#### What to do
Search the records for the word "thickness" and report each line that has it.

[Data records]
•••••

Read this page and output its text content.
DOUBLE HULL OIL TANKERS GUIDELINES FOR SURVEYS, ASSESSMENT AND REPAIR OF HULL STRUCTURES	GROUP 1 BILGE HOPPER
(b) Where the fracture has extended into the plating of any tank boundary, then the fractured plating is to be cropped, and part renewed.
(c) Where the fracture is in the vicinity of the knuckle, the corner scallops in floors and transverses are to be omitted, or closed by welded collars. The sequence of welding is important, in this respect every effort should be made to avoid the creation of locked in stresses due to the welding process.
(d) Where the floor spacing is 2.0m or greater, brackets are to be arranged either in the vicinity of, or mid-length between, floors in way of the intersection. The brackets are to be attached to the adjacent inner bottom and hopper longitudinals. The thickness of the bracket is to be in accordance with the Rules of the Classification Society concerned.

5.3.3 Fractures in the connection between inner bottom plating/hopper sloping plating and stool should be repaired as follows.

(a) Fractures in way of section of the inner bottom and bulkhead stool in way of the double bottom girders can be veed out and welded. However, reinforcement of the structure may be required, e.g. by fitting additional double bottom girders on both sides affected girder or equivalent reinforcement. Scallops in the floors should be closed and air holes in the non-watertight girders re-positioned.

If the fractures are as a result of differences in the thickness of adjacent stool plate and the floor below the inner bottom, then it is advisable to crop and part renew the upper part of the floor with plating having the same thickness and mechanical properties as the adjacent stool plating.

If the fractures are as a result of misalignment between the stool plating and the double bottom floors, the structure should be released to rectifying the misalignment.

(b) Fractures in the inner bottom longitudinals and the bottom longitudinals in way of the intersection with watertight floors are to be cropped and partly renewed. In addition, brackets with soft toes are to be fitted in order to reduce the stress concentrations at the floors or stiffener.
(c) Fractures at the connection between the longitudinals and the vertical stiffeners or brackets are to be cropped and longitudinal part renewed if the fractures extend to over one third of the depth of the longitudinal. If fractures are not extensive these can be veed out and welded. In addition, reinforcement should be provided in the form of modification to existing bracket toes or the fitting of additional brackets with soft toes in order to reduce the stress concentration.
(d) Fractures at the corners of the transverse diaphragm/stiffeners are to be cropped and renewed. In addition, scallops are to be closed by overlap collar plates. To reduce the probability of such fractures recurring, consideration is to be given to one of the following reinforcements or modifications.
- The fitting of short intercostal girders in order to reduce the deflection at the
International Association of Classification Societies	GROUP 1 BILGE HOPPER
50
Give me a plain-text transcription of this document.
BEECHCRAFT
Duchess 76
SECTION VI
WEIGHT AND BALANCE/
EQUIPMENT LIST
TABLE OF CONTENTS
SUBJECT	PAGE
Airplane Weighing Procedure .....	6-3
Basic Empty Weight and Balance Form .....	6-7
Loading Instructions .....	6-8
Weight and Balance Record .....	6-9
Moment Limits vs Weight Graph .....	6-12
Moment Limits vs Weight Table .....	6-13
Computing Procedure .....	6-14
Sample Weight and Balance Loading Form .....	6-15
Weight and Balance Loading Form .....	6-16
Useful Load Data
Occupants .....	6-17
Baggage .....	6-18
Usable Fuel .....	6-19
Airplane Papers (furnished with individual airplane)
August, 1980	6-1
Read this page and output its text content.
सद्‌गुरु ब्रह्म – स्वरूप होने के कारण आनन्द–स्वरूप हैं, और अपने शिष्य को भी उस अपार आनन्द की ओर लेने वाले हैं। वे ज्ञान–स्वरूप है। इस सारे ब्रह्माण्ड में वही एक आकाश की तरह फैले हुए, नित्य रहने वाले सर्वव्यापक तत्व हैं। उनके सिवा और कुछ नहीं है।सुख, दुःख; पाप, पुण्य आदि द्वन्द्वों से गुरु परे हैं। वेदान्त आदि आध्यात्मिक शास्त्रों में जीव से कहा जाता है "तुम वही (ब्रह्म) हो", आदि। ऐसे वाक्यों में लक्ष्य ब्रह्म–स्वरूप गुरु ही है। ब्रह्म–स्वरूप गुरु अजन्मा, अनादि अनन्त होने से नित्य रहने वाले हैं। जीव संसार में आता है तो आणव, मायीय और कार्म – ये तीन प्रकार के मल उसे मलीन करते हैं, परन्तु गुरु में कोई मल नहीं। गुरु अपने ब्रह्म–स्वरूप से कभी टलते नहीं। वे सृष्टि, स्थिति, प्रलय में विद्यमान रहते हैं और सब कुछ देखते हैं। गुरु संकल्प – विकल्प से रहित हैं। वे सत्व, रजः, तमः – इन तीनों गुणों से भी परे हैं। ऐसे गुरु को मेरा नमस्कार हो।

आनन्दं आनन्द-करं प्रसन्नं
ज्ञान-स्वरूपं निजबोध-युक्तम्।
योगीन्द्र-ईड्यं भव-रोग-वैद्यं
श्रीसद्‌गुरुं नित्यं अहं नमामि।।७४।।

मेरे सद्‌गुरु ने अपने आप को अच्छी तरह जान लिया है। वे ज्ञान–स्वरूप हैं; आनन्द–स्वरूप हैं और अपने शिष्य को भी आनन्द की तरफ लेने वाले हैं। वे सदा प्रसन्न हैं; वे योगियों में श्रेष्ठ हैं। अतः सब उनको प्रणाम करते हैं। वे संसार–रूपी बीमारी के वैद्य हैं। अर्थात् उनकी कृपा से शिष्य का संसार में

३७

•••••

#### Answer to the exercise
(d) Where the floor spacing is 2.0m or greater, brackets are to be arranged either in the vicinity of, or mid-length between, floors in way of the intersection. The brackets are to be attached to the adjacent inner bottom and hopper longitudinals. The thickness of the bracket is to be in accordance with the Rules of the Classification Society concerned.
If the fractures are as a result of differences in the thickness of adjacent stool plate and the floor below the inner bottom, then it is advisable to crop and part renew the upper part of the floor with plating having the same thickness and mechanical properties as the adjacent stool plating.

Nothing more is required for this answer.